(begin)

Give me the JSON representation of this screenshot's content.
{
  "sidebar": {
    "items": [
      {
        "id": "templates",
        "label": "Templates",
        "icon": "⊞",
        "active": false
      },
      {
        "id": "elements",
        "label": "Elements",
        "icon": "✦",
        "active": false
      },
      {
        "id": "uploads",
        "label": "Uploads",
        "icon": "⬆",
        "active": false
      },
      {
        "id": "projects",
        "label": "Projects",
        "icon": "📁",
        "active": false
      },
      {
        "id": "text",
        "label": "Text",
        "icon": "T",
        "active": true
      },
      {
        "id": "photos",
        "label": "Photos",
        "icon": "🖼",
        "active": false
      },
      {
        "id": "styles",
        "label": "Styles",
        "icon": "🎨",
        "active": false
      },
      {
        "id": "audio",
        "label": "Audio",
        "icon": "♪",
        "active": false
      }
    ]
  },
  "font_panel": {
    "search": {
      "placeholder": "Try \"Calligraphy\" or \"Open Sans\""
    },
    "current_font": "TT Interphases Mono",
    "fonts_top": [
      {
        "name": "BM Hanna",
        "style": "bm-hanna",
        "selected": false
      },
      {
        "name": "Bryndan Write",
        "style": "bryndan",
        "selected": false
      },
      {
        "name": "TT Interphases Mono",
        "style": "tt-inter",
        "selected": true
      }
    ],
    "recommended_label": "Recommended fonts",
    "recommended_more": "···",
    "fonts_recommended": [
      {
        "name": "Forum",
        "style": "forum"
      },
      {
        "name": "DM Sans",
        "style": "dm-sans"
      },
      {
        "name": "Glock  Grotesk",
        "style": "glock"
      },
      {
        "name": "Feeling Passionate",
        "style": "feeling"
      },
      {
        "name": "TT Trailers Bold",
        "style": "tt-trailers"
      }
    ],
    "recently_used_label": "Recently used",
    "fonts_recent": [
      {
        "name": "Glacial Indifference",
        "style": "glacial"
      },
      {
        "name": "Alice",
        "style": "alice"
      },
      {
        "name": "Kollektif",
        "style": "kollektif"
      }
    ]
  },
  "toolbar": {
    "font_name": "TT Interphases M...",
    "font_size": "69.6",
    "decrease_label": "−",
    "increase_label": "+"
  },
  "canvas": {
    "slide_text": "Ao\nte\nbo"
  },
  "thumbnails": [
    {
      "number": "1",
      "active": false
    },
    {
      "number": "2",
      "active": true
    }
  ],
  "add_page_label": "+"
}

(end)

**Exercise requirements**
Identify the lines that hold the word "Mono". Copy every one of them.

**Answer to this task**
    "current_font": "TT Interphases Mono",
        "name": "TT Interphases Mono",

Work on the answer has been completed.